### Set task
Copy each line in which the string "Number" occurs.

-- begin Record extracts --

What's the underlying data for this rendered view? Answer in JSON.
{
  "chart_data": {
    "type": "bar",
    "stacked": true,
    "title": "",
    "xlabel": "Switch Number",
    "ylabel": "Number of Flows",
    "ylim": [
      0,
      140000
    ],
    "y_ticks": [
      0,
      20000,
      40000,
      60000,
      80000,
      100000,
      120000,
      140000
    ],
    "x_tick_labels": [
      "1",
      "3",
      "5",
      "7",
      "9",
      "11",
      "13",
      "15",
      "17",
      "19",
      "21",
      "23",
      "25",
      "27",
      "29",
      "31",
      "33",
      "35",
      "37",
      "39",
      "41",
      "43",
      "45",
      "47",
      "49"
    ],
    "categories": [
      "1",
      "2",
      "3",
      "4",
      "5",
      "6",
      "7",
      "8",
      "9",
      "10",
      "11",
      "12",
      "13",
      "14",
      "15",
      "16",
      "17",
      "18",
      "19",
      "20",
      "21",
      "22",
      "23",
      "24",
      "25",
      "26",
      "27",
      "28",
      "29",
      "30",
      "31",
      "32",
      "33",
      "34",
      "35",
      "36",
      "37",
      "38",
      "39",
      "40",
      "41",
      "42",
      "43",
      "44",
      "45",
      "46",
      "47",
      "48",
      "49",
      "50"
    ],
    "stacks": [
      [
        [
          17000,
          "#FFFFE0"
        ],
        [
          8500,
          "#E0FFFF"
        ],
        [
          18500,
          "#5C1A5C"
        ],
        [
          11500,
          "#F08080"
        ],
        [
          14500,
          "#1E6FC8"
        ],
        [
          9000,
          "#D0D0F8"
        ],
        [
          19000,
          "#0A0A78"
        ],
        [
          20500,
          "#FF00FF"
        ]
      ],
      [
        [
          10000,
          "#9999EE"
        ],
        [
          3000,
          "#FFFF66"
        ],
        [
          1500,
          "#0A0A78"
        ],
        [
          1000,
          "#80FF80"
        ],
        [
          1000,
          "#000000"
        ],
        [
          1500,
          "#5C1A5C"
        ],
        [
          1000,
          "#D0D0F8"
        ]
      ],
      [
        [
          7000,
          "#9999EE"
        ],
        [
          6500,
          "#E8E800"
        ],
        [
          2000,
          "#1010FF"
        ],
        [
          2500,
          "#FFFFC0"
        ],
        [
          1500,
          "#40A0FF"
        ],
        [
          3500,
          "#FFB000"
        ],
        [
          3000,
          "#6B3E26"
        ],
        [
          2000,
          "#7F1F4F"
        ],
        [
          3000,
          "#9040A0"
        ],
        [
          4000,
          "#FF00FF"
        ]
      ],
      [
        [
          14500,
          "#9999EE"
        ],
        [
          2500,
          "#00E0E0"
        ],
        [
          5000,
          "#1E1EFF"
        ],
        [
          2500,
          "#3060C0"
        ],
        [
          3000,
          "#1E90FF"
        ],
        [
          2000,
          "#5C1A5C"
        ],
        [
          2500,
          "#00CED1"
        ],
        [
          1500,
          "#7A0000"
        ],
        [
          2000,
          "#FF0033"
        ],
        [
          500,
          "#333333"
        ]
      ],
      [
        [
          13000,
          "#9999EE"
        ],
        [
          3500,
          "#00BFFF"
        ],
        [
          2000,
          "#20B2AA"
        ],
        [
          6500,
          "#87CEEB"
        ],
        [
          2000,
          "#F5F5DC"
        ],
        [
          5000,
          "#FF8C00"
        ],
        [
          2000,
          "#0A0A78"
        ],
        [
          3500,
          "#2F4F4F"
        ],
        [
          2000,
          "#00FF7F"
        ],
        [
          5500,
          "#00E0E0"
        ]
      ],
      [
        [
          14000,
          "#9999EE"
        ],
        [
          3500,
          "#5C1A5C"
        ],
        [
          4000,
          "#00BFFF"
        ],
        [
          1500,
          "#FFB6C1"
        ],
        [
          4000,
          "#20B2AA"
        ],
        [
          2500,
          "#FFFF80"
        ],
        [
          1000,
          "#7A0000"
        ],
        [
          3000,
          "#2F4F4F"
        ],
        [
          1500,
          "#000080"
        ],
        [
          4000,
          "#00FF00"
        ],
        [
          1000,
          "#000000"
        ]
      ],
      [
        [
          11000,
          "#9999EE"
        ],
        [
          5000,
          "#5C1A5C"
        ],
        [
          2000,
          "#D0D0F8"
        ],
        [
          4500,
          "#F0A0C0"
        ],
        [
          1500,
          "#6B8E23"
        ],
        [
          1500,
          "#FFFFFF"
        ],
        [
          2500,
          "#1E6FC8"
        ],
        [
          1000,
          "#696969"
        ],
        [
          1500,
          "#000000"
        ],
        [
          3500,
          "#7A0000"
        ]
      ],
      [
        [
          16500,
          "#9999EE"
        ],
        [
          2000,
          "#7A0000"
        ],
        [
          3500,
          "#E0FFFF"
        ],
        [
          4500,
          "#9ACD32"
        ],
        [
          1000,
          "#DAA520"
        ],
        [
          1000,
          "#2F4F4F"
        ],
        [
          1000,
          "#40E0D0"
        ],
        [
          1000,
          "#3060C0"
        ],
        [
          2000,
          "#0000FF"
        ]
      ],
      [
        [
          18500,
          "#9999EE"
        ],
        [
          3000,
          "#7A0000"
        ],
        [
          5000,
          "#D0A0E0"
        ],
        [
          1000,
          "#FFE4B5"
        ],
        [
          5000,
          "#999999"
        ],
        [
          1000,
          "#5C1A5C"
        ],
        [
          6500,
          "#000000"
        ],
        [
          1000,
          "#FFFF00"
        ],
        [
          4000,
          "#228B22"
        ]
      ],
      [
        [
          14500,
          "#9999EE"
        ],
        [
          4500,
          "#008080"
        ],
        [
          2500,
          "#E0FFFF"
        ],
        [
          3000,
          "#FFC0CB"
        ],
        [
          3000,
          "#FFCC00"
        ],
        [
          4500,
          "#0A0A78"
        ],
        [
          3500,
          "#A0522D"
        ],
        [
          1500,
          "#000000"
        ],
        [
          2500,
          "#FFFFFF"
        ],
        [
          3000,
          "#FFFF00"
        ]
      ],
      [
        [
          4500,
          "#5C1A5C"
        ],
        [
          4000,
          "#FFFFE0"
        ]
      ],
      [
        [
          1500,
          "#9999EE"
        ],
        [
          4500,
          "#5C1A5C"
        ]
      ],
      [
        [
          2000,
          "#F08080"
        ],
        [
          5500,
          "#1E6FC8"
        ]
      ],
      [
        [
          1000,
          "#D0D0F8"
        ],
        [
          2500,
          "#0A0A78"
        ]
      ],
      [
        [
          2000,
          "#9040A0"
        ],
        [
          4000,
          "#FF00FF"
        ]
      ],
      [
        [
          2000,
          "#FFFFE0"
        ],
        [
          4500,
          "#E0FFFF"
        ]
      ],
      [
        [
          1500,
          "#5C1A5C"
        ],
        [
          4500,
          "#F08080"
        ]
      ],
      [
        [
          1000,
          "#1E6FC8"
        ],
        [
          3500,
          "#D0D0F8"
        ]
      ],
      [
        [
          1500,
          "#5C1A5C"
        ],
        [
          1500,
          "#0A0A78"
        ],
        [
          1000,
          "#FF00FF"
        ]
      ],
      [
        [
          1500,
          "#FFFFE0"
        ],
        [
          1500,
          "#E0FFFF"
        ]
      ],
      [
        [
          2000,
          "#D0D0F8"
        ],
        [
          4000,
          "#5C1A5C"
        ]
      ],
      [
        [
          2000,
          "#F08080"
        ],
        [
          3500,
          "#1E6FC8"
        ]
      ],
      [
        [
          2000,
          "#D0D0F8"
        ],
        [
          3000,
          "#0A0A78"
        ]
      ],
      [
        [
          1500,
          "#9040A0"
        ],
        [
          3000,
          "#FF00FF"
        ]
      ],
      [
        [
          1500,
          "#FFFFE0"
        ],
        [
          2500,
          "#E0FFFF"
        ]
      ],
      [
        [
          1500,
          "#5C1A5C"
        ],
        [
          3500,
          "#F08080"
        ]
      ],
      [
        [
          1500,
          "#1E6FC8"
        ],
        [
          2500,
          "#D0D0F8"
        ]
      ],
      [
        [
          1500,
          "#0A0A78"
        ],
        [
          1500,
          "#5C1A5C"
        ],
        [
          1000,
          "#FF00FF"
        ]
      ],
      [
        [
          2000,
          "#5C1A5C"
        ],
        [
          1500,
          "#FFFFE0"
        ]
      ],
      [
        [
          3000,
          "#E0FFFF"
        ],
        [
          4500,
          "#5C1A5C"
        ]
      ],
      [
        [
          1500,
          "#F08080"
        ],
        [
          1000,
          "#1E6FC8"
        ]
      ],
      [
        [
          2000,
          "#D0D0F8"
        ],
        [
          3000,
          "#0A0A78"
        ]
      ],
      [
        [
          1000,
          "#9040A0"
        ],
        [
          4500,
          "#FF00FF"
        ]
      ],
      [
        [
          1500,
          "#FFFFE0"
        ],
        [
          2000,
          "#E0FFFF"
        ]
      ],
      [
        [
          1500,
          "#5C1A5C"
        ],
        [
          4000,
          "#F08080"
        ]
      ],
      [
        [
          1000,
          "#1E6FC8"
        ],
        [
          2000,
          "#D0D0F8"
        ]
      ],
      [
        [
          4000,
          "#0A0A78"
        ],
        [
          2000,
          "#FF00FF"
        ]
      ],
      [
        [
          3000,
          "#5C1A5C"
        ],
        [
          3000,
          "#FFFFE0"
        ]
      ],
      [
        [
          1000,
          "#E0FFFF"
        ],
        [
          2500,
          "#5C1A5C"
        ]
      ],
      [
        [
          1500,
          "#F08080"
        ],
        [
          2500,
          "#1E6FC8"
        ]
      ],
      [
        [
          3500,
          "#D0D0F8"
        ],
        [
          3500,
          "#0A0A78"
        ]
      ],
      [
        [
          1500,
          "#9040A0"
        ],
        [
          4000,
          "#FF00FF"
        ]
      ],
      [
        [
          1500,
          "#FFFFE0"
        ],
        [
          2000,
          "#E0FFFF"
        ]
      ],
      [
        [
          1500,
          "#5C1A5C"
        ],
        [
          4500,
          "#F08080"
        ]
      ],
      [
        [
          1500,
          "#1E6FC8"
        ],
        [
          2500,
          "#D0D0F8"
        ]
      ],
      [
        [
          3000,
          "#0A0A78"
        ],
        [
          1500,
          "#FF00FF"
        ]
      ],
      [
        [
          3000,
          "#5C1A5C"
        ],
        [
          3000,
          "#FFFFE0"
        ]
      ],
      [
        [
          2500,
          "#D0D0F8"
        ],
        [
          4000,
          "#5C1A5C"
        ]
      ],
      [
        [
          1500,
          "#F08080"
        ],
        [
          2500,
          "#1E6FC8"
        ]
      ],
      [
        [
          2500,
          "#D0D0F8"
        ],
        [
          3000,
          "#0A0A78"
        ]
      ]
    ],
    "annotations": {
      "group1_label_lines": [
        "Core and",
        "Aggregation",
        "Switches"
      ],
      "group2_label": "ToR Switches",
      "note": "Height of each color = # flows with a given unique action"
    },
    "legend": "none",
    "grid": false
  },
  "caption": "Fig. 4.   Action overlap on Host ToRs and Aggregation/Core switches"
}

-- end Record extracts --

### Task response
    "xlabel": "Switch Number",
    "ylabel": "Number of Flows",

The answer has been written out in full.